== RECORDS FOR THE EXERCISE

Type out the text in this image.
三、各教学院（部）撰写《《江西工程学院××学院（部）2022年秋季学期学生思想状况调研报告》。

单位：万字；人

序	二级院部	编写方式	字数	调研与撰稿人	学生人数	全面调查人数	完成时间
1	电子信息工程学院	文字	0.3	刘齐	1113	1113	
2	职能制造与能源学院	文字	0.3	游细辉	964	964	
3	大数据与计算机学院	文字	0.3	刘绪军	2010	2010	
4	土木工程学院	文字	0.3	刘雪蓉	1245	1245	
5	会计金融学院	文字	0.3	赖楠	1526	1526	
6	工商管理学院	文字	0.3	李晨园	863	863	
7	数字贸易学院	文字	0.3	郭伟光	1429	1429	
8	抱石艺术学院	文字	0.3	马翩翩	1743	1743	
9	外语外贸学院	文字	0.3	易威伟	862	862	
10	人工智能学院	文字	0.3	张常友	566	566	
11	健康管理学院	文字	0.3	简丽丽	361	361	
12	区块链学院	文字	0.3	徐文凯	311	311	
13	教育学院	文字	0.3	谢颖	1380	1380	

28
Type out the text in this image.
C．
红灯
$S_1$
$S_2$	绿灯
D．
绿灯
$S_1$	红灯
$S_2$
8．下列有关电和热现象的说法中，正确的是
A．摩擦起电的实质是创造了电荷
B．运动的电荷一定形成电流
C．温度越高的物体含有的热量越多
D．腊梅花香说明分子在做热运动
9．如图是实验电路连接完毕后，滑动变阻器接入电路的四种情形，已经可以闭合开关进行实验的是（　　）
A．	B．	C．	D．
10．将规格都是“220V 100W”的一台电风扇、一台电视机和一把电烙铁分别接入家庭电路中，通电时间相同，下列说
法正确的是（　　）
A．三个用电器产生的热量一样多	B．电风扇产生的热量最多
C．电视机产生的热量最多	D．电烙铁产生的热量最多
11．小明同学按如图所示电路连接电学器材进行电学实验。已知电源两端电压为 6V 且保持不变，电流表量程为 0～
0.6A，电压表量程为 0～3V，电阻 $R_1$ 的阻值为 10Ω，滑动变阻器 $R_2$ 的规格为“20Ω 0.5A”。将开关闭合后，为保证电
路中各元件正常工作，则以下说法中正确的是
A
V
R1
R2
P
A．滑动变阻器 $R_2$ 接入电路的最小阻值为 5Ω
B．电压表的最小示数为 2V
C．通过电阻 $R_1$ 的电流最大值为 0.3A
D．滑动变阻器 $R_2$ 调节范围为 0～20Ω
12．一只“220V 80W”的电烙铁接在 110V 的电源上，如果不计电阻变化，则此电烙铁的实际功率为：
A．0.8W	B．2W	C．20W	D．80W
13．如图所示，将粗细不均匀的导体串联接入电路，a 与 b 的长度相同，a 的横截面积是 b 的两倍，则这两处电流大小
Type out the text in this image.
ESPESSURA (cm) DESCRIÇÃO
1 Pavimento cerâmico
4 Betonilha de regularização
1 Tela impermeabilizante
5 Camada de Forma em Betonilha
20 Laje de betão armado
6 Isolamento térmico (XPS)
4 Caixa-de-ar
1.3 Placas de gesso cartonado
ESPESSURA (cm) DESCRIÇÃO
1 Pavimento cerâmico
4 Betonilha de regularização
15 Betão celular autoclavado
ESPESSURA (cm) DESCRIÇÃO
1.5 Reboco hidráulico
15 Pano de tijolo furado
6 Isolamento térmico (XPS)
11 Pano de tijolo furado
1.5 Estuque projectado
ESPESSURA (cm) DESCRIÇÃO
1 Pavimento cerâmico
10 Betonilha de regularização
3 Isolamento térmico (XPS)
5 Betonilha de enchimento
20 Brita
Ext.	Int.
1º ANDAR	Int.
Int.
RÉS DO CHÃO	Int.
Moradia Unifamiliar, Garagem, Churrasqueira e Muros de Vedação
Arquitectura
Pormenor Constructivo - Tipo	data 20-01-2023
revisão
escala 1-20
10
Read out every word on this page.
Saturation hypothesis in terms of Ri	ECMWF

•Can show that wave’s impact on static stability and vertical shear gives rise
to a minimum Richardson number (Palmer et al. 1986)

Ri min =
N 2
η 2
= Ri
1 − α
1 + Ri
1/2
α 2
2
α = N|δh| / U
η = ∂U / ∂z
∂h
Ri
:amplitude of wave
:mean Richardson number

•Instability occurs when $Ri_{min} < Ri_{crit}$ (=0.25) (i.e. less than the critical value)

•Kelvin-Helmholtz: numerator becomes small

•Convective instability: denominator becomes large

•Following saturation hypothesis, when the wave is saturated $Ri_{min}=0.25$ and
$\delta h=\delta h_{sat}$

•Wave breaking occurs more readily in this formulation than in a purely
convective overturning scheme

====

**GIVEN REQUEST**
Transcribe every entry verbatim.

**TASK OUTPUT**
Type out the text in this image.
三、各教学院（部）撰写《《江西工程学院××学院（部）2022年秋季学期学生思想状况调研报告》。

单位：万字；人

序	二级院部	编写方式	字数	调研与撰稿人	学生人数	全面调查人数	完成时间
1	电子信息工程学院	文字	0.3	刘齐	1113	1113	
2	职能制造与能源学院	文字	0.3	游细辉	964	964	
3	大数据与计算机学院	文字	0.3	刘绪军	2010	2010	
4	土木工程学院	文字	0.3	刘雪蓉	1245	1245	
5	会计金融学院	文字	0.3	赖楠	1526	1526	
6	工商管理学院	文字	0.3	李晨园	863	863	
7	数字贸易学院	文字	0.3	郭伟光	1429	1429	
8	抱石艺术学院	文字	0.3	马翩翩	1743	1743	
9	外语外贸学院	文字	0.3	易威伟	862	862	
10	人工智能学院	文字	0.3	张常友	566	566	
11	健康管理学院	文字	0.3	简丽丽	361	361	
12	区块链学院	文字	0.3	徐文凯	311	311	
13	教育学院	文字	0.3	谢颖	1380	1380	

28
Type out the text in this image.
C．
红灯
$S_1$
$S_2$	绿灯
D．
绿灯
$S_1$	红灯
$S_2$
8．下列有关电和热现象的说法中，正确的是
A．摩擦起电的实质是创造了电荷
B．运动的电荷一定形成电流
C．温度越高的物体含有的热量越多
D．腊梅花香说明分子在做热运动
9．如图是实验电路连接完毕后，滑动变阻器接入电路的四种情形，已经可以闭合开关进行实验的是（　　）
A．	B．	C．	D．
10．将规格都是“220V 100W”的一台电风扇、一台电视机和一把电烙铁分别接入家庭电路中，通电时间相同，下列说
法正确的是（　　）
A．三个用电器产生的热量一样多	B．电风扇产生的热量最多
C．电视机产生的热量最多	D．电烙铁产生的热量最多
11．小明同学按如图所示电路连接电学器材进行电学实验。已知电源两端电压为 6V 且保持不变，电流表量程为 0～
0.6A，电压表量程为 0～3V，电阻 $R_1$ 的阻值为 10Ω，滑动变阻器 $R_2$ 的规格为“20Ω 0.5A”。将开关闭合后，为保证电
路中各元件正常工作，则以下说法中正确的是
A
V
R1
R2
P
A．滑动变阻器 $R_2$ 接入电路的最小阻值为 5Ω
B．电压表的最小示数为 2V
C．通过电阻 $R_1$ 的电流最大值为 0.3A
D．滑动变阻器 $R_2$ 调节范围为 0～20Ω
12．一只“220V 80W”的电烙铁接在 110V 的电源上，如果不计电阻变化，则此电烙铁的实际功率为：
A．0.8W	B．2W	C．20W	D．80W
13．如图所示，将粗细不均匀的导体串联接入电路，a 与 b 的长度相同，a 的横截面积是 b 的两倍，则这两处电流大小
Type out the text in this image.
ESPESSURA (cm) DESCRIÇÃO
1 Pavimento cerâmico
4 Betonilha de regularização
1 Tela impermeabilizante
5 Camada de Forma em Betonilha
20 Laje de betão armado
6 Isolamento térmico (XPS)
4 Caixa-de-ar
1.3 Placas de gesso cartonado
ESPESSURA (cm) DESCRIÇÃO
1 Pavimento cerâmico
4 Betonilha de regularização
15 Betão celular autoclavado
ESPESSURA (cm) DESCRIÇÃO
1.5 Reboco hidráulico
15 Pano de tijolo furado
6 Isolamento térmico (XPS)
11 Pano de tijolo furado
1.5 Estuque projectado
ESPESSURA (cm) DESCRIÇÃO
1 Pavimento cerâmico
10 Betonilha de regularização
3 Isolamento térmico (XPS)
5 Betonilha de enchimento
20 Brita
Ext.	Int.
1º ANDAR	Int.
Int.
RÉS DO CHÃO	Int.
Moradia Unifamiliar, Garagem, Churrasqueira e Muros de Vedação
Arquitectura
Pormenor Constructivo - Tipo	data 20-01-2023
revisão
escala 1-20
10
Read out every word on this page.
Saturation hypothesis in terms of Ri	ECMWF

•Can show that wave’s impact on static stability and vertical shear gives rise
to a minimum Richardson number (Palmer et al. 1986)

Ri min =
N 2
η 2
= Ri
1 − α
1 + Ri
1/2
α 2
2
α = N|δh| / U
η = ∂U / ∂z
∂h
Ri
:amplitude of wave
:mean Richardson number

•Instability occurs when $Ri_{min} < Ri_{crit}$ (=0.25) (i.e. less than the critical value)

•Kelvin-Helmholtz: numerator becomes small

•Convective instability: denominator becomes large

•Following saturation hypothesis, when the wave is saturated $Ri_{min}=0.25$ and
$\delta h=\delta h_{sat}$

•Wave breaking occurs more readily in this formulation than in a purely
convective overturning scheme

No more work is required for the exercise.